▸ **MATERIAL SUPPLIED**:
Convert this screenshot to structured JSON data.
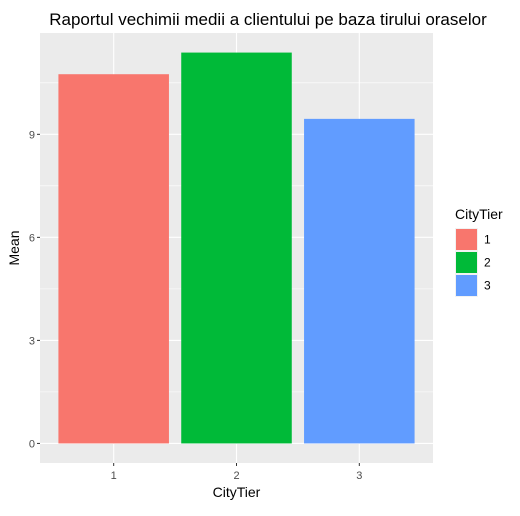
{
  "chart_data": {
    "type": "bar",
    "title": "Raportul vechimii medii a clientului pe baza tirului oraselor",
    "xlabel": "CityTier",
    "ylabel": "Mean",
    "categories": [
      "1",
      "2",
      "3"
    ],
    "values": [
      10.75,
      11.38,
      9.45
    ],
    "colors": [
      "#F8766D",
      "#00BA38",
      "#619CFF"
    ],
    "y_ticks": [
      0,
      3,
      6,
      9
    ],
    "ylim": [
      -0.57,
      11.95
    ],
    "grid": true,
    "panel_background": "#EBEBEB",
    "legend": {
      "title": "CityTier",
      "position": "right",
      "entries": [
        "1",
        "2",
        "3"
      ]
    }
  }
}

--

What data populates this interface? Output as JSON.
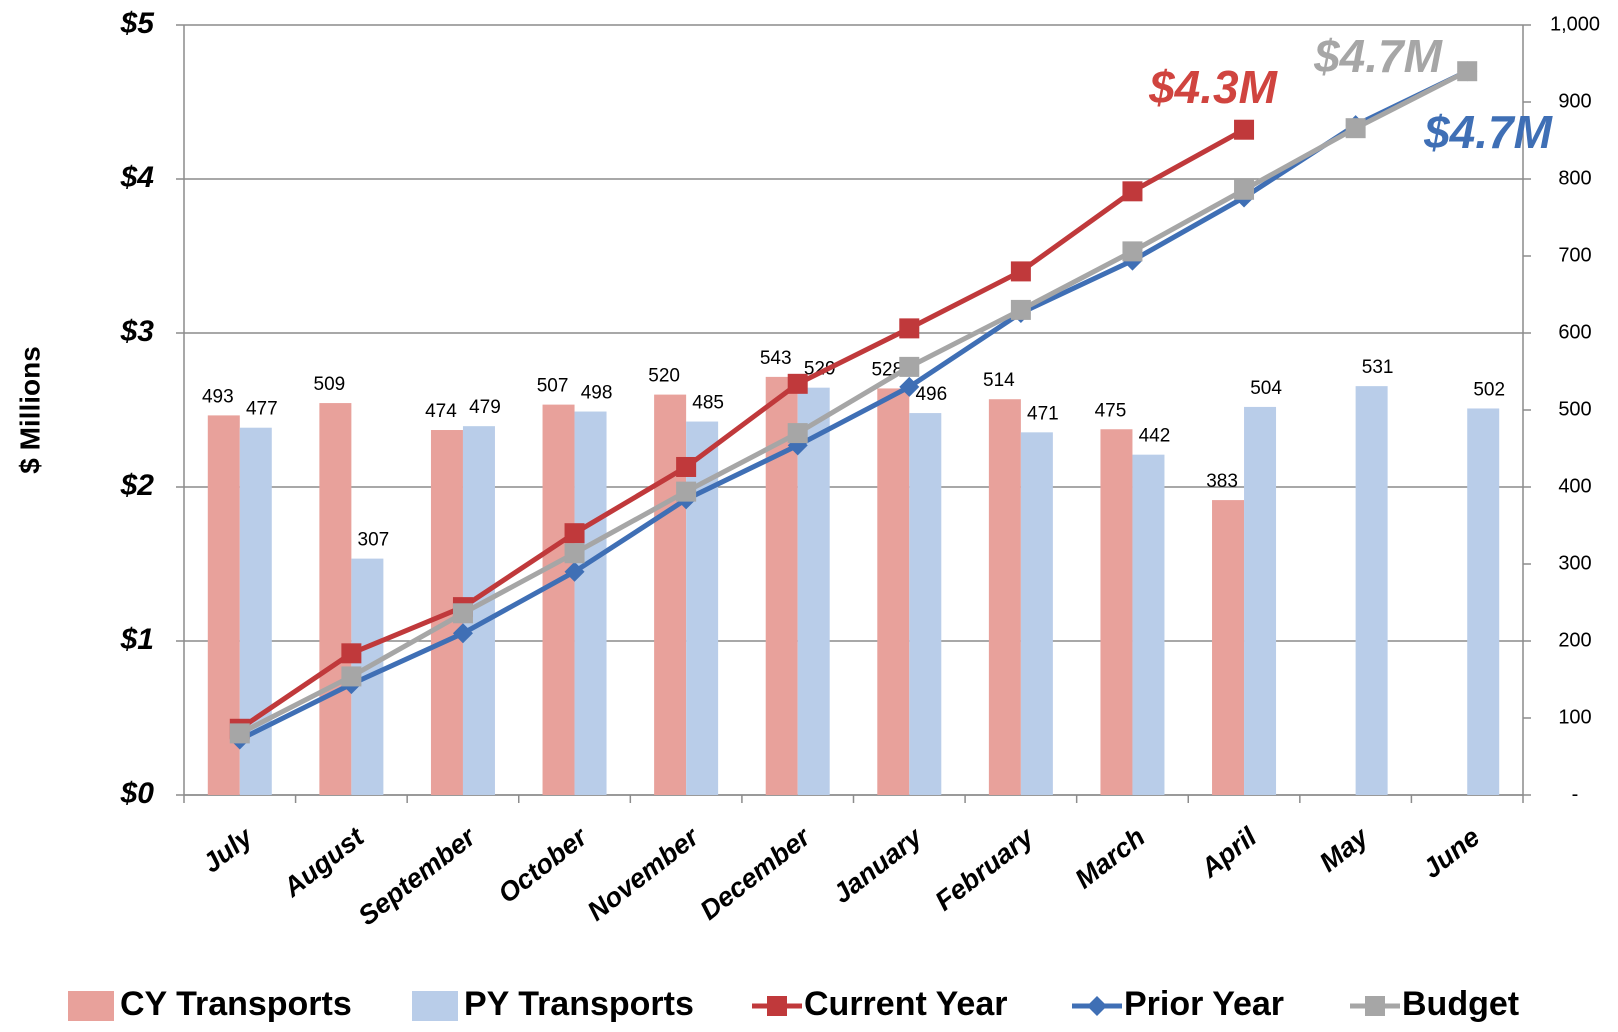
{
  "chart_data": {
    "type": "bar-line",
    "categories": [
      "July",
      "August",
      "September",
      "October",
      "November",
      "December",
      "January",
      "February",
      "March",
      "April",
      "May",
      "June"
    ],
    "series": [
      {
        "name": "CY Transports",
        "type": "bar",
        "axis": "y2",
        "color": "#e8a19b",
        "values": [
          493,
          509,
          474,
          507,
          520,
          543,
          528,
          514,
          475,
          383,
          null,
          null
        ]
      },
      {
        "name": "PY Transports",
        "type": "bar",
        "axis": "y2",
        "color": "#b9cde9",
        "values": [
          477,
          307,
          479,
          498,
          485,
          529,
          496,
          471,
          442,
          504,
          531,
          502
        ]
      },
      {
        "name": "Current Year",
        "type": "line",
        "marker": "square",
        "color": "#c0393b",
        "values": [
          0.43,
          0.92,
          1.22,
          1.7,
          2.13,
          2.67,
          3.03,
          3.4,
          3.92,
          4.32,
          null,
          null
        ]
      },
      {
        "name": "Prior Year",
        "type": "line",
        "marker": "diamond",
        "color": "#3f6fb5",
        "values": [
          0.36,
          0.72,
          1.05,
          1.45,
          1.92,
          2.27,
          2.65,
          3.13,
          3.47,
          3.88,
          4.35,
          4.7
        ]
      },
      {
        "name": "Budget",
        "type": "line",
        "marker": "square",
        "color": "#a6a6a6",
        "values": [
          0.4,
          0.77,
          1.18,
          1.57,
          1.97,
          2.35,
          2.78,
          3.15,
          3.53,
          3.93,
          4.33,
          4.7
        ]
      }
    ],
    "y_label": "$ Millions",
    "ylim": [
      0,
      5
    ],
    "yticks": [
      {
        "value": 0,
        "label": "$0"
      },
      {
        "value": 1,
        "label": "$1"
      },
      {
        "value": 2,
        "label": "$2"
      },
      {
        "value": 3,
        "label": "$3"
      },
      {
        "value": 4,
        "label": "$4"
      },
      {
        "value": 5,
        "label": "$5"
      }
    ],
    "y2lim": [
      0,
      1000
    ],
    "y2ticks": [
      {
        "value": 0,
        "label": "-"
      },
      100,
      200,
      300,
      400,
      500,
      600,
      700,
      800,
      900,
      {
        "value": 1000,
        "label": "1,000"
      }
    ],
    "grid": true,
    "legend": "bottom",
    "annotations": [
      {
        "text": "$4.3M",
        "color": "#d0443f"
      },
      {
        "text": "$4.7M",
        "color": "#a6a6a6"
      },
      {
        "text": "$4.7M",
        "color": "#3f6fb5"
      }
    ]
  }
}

...

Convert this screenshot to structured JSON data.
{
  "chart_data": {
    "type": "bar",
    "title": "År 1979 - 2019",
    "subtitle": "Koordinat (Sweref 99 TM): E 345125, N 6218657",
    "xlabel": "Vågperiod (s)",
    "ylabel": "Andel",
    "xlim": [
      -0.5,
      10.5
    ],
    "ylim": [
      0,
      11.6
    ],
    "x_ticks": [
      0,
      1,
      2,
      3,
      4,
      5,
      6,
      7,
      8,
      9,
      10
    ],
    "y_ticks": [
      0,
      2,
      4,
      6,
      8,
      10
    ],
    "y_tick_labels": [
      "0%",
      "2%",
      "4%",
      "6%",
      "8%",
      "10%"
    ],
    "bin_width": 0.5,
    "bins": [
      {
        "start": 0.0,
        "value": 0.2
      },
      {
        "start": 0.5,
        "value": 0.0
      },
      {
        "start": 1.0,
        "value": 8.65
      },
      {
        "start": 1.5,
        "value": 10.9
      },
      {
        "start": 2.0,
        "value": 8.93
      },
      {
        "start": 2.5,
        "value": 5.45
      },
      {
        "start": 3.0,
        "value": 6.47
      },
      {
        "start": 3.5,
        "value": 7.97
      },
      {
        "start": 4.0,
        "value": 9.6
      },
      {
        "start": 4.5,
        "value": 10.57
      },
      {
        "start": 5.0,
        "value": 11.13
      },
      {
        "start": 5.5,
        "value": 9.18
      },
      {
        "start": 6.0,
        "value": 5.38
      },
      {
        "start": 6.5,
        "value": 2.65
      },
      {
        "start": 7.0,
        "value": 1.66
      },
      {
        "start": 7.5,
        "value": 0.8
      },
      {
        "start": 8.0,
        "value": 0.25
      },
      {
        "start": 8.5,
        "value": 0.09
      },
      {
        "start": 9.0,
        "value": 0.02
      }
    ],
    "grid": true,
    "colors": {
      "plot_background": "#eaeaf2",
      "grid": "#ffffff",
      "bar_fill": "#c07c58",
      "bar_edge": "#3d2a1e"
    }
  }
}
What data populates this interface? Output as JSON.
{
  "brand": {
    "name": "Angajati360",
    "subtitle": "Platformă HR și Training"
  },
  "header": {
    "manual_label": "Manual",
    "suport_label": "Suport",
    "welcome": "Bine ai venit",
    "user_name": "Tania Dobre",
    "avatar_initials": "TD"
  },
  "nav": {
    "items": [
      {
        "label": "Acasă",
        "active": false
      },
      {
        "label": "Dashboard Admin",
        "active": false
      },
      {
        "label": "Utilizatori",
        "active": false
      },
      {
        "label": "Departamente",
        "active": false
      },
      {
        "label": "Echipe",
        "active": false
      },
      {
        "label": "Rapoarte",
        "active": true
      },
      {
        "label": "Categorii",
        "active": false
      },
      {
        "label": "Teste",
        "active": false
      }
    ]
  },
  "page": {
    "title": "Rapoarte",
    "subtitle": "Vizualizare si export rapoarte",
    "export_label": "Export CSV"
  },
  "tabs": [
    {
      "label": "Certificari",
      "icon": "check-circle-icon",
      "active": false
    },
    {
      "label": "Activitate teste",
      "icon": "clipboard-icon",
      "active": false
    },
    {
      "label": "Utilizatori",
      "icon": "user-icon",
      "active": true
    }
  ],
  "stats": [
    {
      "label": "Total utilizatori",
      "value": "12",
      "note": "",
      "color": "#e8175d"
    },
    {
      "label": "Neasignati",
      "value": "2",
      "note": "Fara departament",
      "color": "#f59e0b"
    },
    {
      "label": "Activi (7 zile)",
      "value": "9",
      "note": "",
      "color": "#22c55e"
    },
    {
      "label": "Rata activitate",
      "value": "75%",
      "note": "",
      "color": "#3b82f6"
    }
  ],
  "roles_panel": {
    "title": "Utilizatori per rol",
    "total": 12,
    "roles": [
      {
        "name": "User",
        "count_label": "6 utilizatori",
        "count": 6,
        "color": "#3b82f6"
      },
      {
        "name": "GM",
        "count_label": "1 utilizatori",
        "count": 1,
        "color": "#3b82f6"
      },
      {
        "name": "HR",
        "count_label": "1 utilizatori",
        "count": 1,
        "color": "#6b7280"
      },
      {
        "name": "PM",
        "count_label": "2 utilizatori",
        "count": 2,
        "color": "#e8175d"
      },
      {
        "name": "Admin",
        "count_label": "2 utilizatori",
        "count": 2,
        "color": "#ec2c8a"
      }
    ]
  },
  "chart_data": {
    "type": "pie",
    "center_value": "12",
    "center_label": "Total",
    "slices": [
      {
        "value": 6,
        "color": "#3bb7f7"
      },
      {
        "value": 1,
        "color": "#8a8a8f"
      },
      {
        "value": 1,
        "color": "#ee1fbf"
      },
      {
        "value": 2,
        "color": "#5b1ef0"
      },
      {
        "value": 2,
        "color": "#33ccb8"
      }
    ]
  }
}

▸ **TO DO**:
Pull every line containing the word "Transports" out of the entries above.

▸ **WORKED ANSWER**:
        "name": "CY Transports",
        "name": "PY Transports",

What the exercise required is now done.